• [EXERCISE INSTRUCTIONS]
Copy out each line featuring the string "JSON" from the entries beneath.

• [EXTRACTED ENTRIES]
^^^^

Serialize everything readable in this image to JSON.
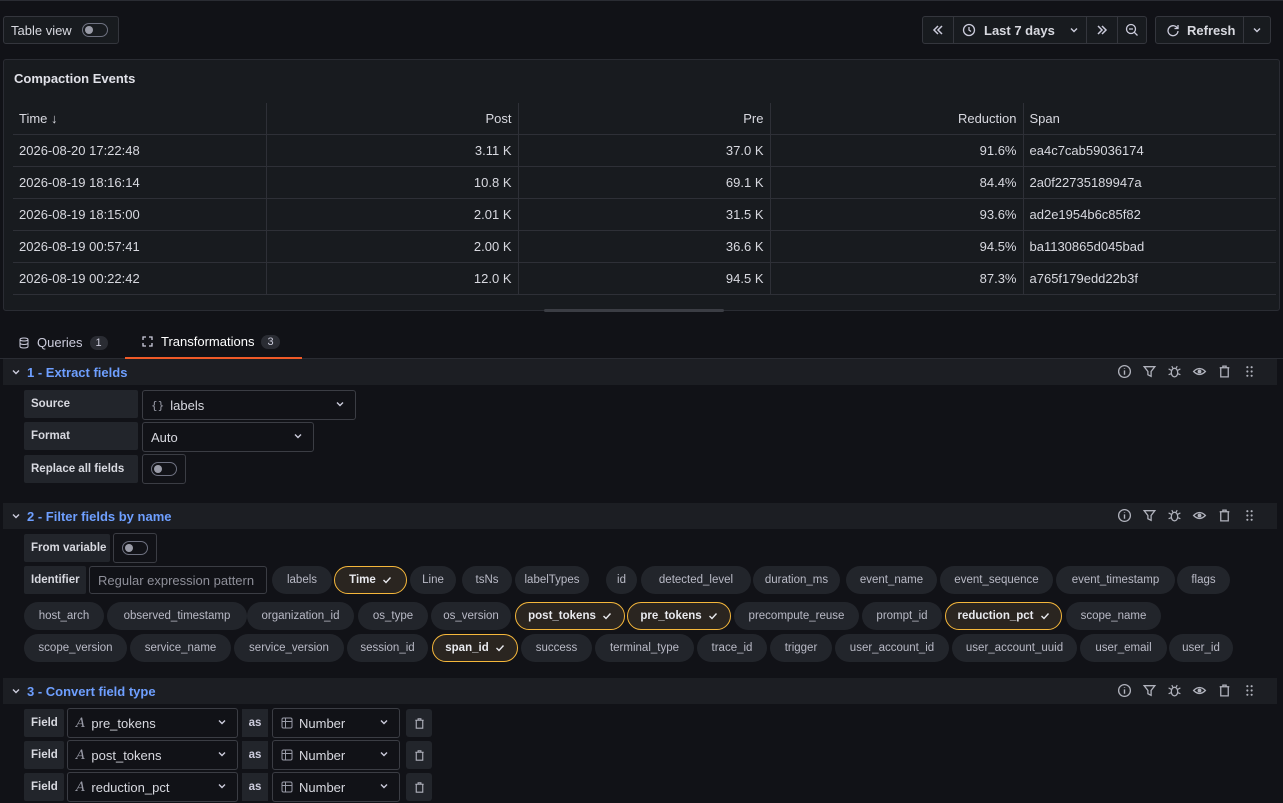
{
  "toolbar": {
    "table_view_label": "Table view",
    "time_range": "Last 7 days",
    "refresh_label": "Refresh"
  },
  "panel": {
    "title": "Compaction Events",
    "columns": [
      "Time",
      "Post",
      "Pre",
      "Reduction",
      "Span"
    ],
    "sort_indicator": "↓",
    "rows": [
      [
        "2026-08-20 17:22:48",
        "3.11 K",
        "37.0 K",
        "91.6%",
        "ea4c7cab59036174"
      ],
      [
        "2026-08-19 18:16:14",
        "10.8 K",
        "69.1 K",
        "84.4%",
        "2a0f22735189947a"
      ],
      [
        "2026-08-19 18:15:00",
        "2.01 K",
        "31.5 K",
        "93.6%",
        "ad2e1954b6c85f82"
      ],
      [
        "2026-08-19 00:57:41",
        "2.00 K",
        "36.6 K",
        "94.5%",
        "ba1130865d045bad"
      ],
      [
        "2026-08-19 00:22:42",
        "12.0 K",
        "94.5 K",
        "87.3%",
        "a765f179edd22b3f"
      ]
    ]
  },
  "tabs": {
    "queries": {
      "label": "Queries",
      "count": "1"
    },
    "transformations": {
      "label": "Transformations",
      "count": "3"
    }
  },
  "t1": {
    "title": "1 - Extract fields",
    "source_label": "Source",
    "source_value": "labels",
    "source_icon": "{}",
    "format_label": "Format",
    "format_value": "Auto",
    "replace_label": "Replace all fields"
  },
  "t2": {
    "title": "2 - Filter fields by name",
    "from_variable_label": "From variable",
    "identifier_label": "Identifier",
    "identifier_placeholder": "Regular expression pattern",
    "chips_row1": [
      {
        "label": "labels",
        "on": false
      },
      {
        "label": "Time",
        "on": true
      },
      {
        "label": "Line",
        "on": false
      },
      {
        "label": "tsNs",
        "on": false
      },
      {
        "label": "labelTypes",
        "on": false
      },
      {
        "label": "id",
        "on": false
      },
      {
        "label": "detected_level",
        "on": false
      },
      {
        "label": "duration_ms",
        "on": false
      },
      {
        "label": "event_name",
        "on": false
      },
      {
        "label": "event_sequence",
        "on": false
      },
      {
        "label": "event_timestamp",
        "on": false
      },
      {
        "label": "flags",
        "on": false
      }
    ],
    "chips_row2": [
      {
        "label": "host_arch",
        "on": false
      },
      {
        "label": "observed_timestamp",
        "on": false
      },
      {
        "label": "organization_id",
        "on": false
      },
      {
        "label": "os_type",
        "on": false
      },
      {
        "label": "os_version",
        "on": false
      },
      {
        "label": "post_tokens",
        "on": true
      },
      {
        "label": "pre_tokens",
        "on": true
      },
      {
        "label": "precompute_reuse",
        "on": false
      },
      {
        "label": "prompt_id",
        "on": false
      },
      {
        "label": "reduction_pct",
        "on": true
      },
      {
        "label": "scope_name",
        "on": false
      }
    ],
    "chips_row3": [
      {
        "label": "scope_version",
        "on": false
      },
      {
        "label": "service_name",
        "on": false
      },
      {
        "label": "service_version",
        "on": false
      },
      {
        "label": "session_id",
        "on": false
      },
      {
        "label": "span_id",
        "on": true
      },
      {
        "label": "success",
        "on": false
      },
      {
        "label": "terminal_type",
        "on": false
      },
      {
        "label": "trace_id",
        "on": false
      },
      {
        "label": "trigger",
        "on": false
      },
      {
        "label": "user_account_id",
        "on": false
      },
      {
        "label": "user_account_uuid",
        "on": false
      },
      {
        "label": "user_email",
        "on": false
      },
      {
        "label": "user_id",
        "on": false
      }
    ]
  },
  "t3": {
    "title": "3 - Convert field type",
    "field_label": "Field",
    "as_label": "as",
    "rows": [
      {
        "field": "pre_tokens",
        "type": "Number"
      },
      {
        "field": "post_tokens",
        "type": "Number"
      },
      {
        "field": "reduction_pct",
        "type": "Number"
      }
    ]
  },
  "colors": {
    "accent": "#6e9fff",
    "selected_border": "#f5b73b",
    "tab_underline": "#f05a28"
  }
}
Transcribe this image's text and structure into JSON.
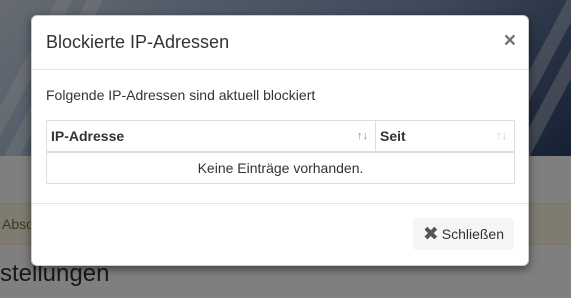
{
  "background": {
    "alert_text": "Abso",
    "heading": "stellungen"
  },
  "modal": {
    "title": "Blockierte IP-Adressen",
    "close_symbol": "×",
    "intro": "Folgende IP-Adressen sind aktuell blockiert",
    "table": {
      "columns": [
        "IP-Adresse",
        "Seit"
      ],
      "sort_symbol": "↑↓",
      "empty_message": "Keine Einträge vorhanden."
    },
    "footer": {
      "close_icon": "times-icon",
      "close_label": "Schließen"
    }
  },
  "colors": {
    "overlay": "#000000",
    "alert_bg": "#fcf8e3",
    "alert_text": "#8a6d3b",
    "button_bg": "#f5f5f5"
  }
}
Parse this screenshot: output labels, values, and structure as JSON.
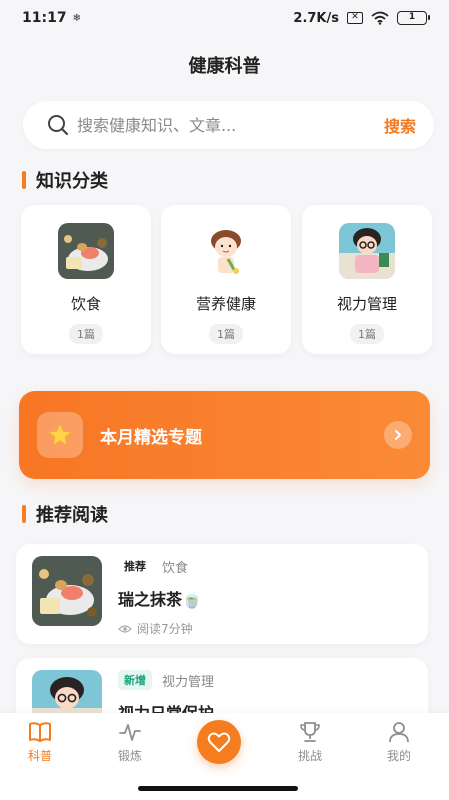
{
  "status": {
    "time": "11:17",
    "net_speed": "2.7K/s",
    "battery": "1"
  },
  "header": {
    "title": "健康科普"
  },
  "search": {
    "placeholder": "搜索健康知识、文章...",
    "button_label": "搜索"
  },
  "categories_section": {
    "title": "知识分类"
  },
  "categories": [
    {
      "name": "饮食",
      "count": "1篇"
    },
    {
      "name": "营养健康",
      "count": "1篇"
    },
    {
      "name": "视力管理",
      "count": "1篇"
    }
  ],
  "featured": {
    "label": "本月精选专题"
  },
  "recommend_section": {
    "title": "推荐阅读"
  },
  "articles": [
    {
      "badge": "推荐",
      "category": "饮食",
      "title": "瑞之抹茶🍵",
      "meta": "阅读7分钟"
    },
    {
      "badge": "新增",
      "category": "视力管理",
      "title": "视力日常保护"
    }
  ],
  "bottom_nav": {
    "items": [
      {
        "label": "科普",
        "icon": "book-icon",
        "active": true
      },
      {
        "label": "锻炼",
        "icon": "pulse-icon"
      },
      {
        "label": "",
        "icon": "heart-icon"
      },
      {
        "label": "挑战",
        "icon": "trophy-icon"
      },
      {
        "label": "我的",
        "icon": "user-icon"
      }
    ]
  },
  "colors": {
    "accent": "#f57c1f",
    "new_badge": "#1aa37a"
  }
}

^^^^

• [CORRECT RESPONSE]
Serialize everything readable in this image to JSON.
Transcribe this image's text and structure into JSON.
Parse this screenshot: output labels, values, and structure as JSON.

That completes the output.